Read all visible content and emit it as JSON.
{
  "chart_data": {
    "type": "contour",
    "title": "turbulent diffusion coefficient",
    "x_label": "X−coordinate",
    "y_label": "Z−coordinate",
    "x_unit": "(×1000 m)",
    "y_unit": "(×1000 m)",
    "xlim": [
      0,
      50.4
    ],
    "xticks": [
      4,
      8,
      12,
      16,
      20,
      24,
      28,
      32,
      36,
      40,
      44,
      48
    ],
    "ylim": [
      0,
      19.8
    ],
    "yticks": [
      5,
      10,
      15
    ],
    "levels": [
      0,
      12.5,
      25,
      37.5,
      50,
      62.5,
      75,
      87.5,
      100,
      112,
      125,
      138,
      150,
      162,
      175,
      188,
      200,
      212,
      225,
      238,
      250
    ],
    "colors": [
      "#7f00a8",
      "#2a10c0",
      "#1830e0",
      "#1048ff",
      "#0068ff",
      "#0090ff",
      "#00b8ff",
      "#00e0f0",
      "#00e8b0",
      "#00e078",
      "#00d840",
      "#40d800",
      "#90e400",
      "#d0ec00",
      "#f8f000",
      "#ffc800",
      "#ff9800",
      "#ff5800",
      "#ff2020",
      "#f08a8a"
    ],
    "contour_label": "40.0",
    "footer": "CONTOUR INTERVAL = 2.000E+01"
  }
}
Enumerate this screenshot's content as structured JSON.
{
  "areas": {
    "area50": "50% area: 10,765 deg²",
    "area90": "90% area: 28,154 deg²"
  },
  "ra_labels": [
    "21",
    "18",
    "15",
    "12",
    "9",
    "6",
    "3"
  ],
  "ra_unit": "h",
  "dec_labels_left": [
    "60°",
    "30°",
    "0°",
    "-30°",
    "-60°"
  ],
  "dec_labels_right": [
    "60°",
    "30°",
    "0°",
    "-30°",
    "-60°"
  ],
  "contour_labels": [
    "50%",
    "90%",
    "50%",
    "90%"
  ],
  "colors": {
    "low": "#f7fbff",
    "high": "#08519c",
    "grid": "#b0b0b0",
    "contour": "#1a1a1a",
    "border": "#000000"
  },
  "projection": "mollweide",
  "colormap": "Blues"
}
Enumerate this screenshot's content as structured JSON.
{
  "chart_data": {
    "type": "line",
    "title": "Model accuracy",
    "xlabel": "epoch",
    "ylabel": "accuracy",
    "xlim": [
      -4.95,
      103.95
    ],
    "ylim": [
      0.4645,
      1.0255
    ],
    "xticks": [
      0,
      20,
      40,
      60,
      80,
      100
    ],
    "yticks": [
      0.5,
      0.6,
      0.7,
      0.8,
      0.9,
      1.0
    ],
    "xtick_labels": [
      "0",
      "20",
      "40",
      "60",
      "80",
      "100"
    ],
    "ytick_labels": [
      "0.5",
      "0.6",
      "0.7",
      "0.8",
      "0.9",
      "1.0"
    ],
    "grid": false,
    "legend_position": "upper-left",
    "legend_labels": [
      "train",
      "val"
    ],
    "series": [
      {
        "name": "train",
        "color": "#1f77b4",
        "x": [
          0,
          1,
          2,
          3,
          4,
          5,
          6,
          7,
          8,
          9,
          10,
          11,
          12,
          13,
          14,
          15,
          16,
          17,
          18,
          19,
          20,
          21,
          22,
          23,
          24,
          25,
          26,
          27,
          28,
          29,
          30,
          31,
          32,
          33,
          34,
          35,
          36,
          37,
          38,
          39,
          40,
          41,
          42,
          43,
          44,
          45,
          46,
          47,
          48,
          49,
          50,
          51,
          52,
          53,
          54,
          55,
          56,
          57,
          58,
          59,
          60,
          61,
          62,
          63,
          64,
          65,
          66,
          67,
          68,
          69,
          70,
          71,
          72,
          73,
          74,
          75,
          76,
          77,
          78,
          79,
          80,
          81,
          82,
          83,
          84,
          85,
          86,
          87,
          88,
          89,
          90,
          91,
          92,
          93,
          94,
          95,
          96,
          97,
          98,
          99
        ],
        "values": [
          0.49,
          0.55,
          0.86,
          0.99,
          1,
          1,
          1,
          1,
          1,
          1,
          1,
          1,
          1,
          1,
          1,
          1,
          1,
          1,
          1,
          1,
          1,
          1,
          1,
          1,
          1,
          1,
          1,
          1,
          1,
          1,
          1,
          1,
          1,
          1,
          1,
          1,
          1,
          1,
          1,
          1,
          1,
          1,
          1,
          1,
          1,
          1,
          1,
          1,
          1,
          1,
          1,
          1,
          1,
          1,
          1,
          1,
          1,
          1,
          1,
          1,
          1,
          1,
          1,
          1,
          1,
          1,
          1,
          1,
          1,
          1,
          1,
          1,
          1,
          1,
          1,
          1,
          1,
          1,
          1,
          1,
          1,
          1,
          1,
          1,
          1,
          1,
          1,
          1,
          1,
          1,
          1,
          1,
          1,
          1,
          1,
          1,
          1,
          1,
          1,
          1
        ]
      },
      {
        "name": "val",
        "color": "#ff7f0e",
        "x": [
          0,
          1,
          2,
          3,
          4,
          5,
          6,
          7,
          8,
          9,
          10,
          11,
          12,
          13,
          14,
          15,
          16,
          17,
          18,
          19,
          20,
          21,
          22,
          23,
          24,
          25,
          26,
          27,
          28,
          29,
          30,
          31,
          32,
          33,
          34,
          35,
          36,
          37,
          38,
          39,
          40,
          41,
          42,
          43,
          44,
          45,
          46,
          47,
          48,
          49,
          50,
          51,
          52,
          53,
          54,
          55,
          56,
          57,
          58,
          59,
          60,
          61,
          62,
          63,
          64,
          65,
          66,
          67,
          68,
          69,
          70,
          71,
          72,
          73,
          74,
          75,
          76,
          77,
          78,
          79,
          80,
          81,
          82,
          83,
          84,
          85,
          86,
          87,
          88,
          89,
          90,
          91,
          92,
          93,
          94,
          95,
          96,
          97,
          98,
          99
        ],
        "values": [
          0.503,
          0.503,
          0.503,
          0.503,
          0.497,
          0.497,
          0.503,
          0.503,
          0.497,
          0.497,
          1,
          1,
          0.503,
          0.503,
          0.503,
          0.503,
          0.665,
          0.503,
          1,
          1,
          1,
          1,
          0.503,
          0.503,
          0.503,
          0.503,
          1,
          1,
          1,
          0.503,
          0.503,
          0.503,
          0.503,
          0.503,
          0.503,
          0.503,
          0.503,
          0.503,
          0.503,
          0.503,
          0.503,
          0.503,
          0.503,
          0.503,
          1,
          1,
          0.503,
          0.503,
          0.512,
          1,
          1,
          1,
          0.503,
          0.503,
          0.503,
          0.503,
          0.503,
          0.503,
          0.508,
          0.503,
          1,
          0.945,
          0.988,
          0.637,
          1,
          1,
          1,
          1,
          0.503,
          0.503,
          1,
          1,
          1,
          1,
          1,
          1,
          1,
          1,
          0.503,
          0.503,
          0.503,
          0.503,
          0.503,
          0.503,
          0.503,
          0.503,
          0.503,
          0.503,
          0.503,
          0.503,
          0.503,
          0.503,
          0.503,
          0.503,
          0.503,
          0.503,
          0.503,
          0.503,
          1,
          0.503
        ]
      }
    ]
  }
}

+++++

— EXERCISE REQUIREMENTS —
Transcribe every record above exactly as it appears.

— SOLUTION —
Read all visible content and emit it as JSON.
{
  "chart_data": {
    "type": "contour",
    "title": "turbulent diffusion coefficient",
    "x_label": "X−coordinate",
    "y_label": "Z−coordinate",
    "x_unit": "(×1000 m)",
    "y_unit": "(×1000 m)",
    "xlim": [
      0,
      50.4
    ],
    "xticks": [
      4,
      8,
      12,
      16,
      20,
      24,
      28,
      32,
      36,
      40,
      44,
      48
    ],
    "ylim": [
      0,
      19.8
    ],
    "yticks": [
      5,
      10,
      15
    ],
    "levels": [
      0,
      12.5,
      25,
      37.5,
      50,
      62.5,
      75,
      87.5,
      100,
      112,
      125,
      138,
      150,
      162,
      175,
      188,
      200,
      212,
      225,
      238,
      250
    ],
    "colors": [
      "#7f00a8",
      "#2a10c0",
      "#1830e0",
      "#1048ff",
      "#0068ff",
      "#0090ff",
      "#00b8ff",
      "#00e0f0",
      "#00e8b0",
      "#00e078",
      "#00d840",
      "#40d800",
      "#90e400",
      "#d0ec00",
      "#f8f000",
      "#ffc800",
      "#ff9800",
      "#ff5800",
      "#ff2020",
      "#f08a8a"
    ],
    "contour_label": "40.0",
    "footer": "CONTOUR INTERVAL = 2.000E+01"
  }
}
Enumerate this screenshot's content as structured JSON.
{
  "areas": {
    "area50": "50% area: 10,765 deg²",
    "area90": "90% area: 28,154 deg²"
  },
  "ra_labels": [
    "21",
    "18",
    "15",
    "12",
    "9",
    "6",
    "3"
  ],
  "ra_unit": "h",
  "dec_labels_left": [
    "60°",
    "30°",
    "0°",
    "-30°",
    "-60°"
  ],
  "dec_labels_right": [
    "60°",
    "30°",
    "0°",
    "-30°",
    "-60°"
  ],
  "contour_labels": [
    "50%",
    "90%",
    "50%",
    "90%"
  ],
  "colors": {
    "low": "#f7fbff",
    "high": "#08519c",
    "grid": "#b0b0b0",
    "contour": "#1a1a1a",
    "border": "#000000"
  },
  "projection": "mollweide",
  "colormap": "Blues"
}
Enumerate this screenshot's content as structured JSON.
{
  "chart_data": {
    "type": "line",
    "title": "Model accuracy",
    "xlabel": "epoch",
    "ylabel": "accuracy",
    "xlim": [
      -4.95,
      103.95
    ],
    "ylim": [
      0.4645,
      1.0255
    ],
    "xticks": [
      0,
      20,
      40,
      60,
      80,
      100
    ],
    "yticks": [
      0.5,
      0.6,
      0.7,
      0.8,
      0.9,
      1.0
    ],
    "xtick_labels": [
      "0",
      "20",
      "40",
      "60",
      "80",
      "100"
    ],
    "ytick_labels": [
      "0.5",
      "0.6",
      "0.7",
      "0.8",
      "0.9",
      "1.0"
    ],
    "grid": false,
    "legend_position": "upper-left",
    "legend_labels": [
      "train",
      "val"
    ],
    "series": [
      {
        "name": "train",
        "color": "#1f77b4",
        "x": [
          0,
          1,
          2,
          3,
          4,
          5,
          6,
          7,
          8,
          9,
          10,
          11,
          12,
          13,
          14,
          15,
          16,
          17,
          18,
          19,
          20,
          21,
          22,
          23,
          24,
          25,
          26,
          27,
          28,
          29,
          30,
          31,
          32,
          33,
          34,
          35,
          36,
          37,
          38,
          39,
          40,
          41,
          42,
          43,
          44,
          45,
          46,
          47,
          48,
          49,
          50,
          51,
          52,
          53,
          54,
          55,
          56,
          57,
          58,
          59,
          60,
          61,
          62,
          63,
          64,
          65,
          66,
          67,
          68,
          69,
          70,
          71,
          72,
          73,
          74,
          75,
          76,
          77,
          78,
          79,
          80,
          81,
          82,
          83,
          84,
          85,
          86,
          87,
          88,
          89,
          90,
          91,
          92,
          93,
          94,
          95,
          96,
          97,
          98,
          99
        ],
        "values": [
          0.49,
          0.55,
          0.86,
          0.99,
          1,
          1,
          1,
          1,
          1,
          1,
          1,
          1,
          1,
          1,
          1,
          1,
          1,
          1,
          1,
          1,
          1,
          1,
          1,
          1,
          1,
          1,
          1,
          1,
          1,
          1,
          1,
          1,
          1,
          1,
          1,
          1,
          1,
          1,
          1,
          1,
          1,
          1,
          1,
          1,
          1,
          1,
          1,
          1,
          1,
          1,
          1,
          1,
          1,
          1,
          1,
          1,
          1,
          1,
          1,
          1,
          1,
          1,
          1,
          1,
          1,
          1,
          1,
          1,
          1,
          1,
          1,
          1,
          1,
          1,
          1,
          1,
          1,
          1,
          1,
          1,
          1,
          1,
          1,
          1,
          1,
          1,
          1,
          1,
          1,
          1,
          1,
          1,
          1,
          1,
          1,
          1,
          1,
          1,
          1,
          1
        ]
      },
      {
        "name": "val",
        "color": "#ff7f0e",
        "x": [
          0,
          1,
          2,
          3,
          4,
          5,
          6,
          7,
          8,
          9,
          10,
          11,
          12,
          13,
          14,
          15,
          16,
          17,
          18,
          19,
          20,
          21,
          22,
          23,
          24,
          25,
          26,
          27,
          28,
          29,
          30,
          31,
          32,
          33,
          34,
          35,
          36,
          37,
          38,
          39,
          40,
          41,
          42,
          43,
          44,
          45,
          46,
          47,
          48,
          49,
          50,
          51,
          52,
          53,
          54,
          55,
          56,
          57,
          58,
          59,
          60,
          61,
          62,
          63,
          64,
          65,
          66,
          67,
          68,
          69,
          70,
          71,
          72,
          73,
          74,
          75,
          76,
          77,
          78,
          79,
          80,
          81,
          82,
          83,
          84,
          85,
          86,
          87,
          88,
          89,
          90,
          91,
          92,
          93,
          94,
          95,
          96,
          97,
          98,
          99
        ],
        "values": [
          0.503,
          0.503,
          0.503,
          0.503,
          0.497,
          0.497,
          0.503,
          0.503,
          0.497,
          0.497,
          1,
          1,
          0.503,
          0.503,
          0.503,
          0.503,
          0.665,
          0.503,
          1,
          1,
          1,
          1,
          0.503,
          0.503,
          0.503,
          0.503,
          1,
          1,
          1,
          0.503,
          0.503,
          0.503,
          0.503,
          0.503,
          0.503,
          0.503,
          0.503,
          0.503,
          0.503,
          0.503,
          0.503,
          0.503,
          0.503,
          0.503,
          1,
          1,
          0.503,
          0.503,
          0.512,
          1,
          1,
          1,
          0.503,
          0.503,
          0.503,
          0.503,
          0.503,
          0.503,
          0.508,
          0.503,
          1,
          0.945,
          0.988,
          0.637,
          1,
          1,
          1,
          1,
          0.503,
          0.503,
          1,
          1,
          1,
          1,
          1,
          1,
          1,
          1,
          0.503,
          0.503,
          0.503,
          0.503,
          0.503,
          0.503,
          0.503,
          0.503,
          0.503,
          0.503,
          0.503,
          0.503,
          0.503,
          0.503,
          0.503,
          0.503,
          0.503,
          0.503,
          0.503,
          0.503,
          1,
          0.503
        ]
      }
    ]
  }
}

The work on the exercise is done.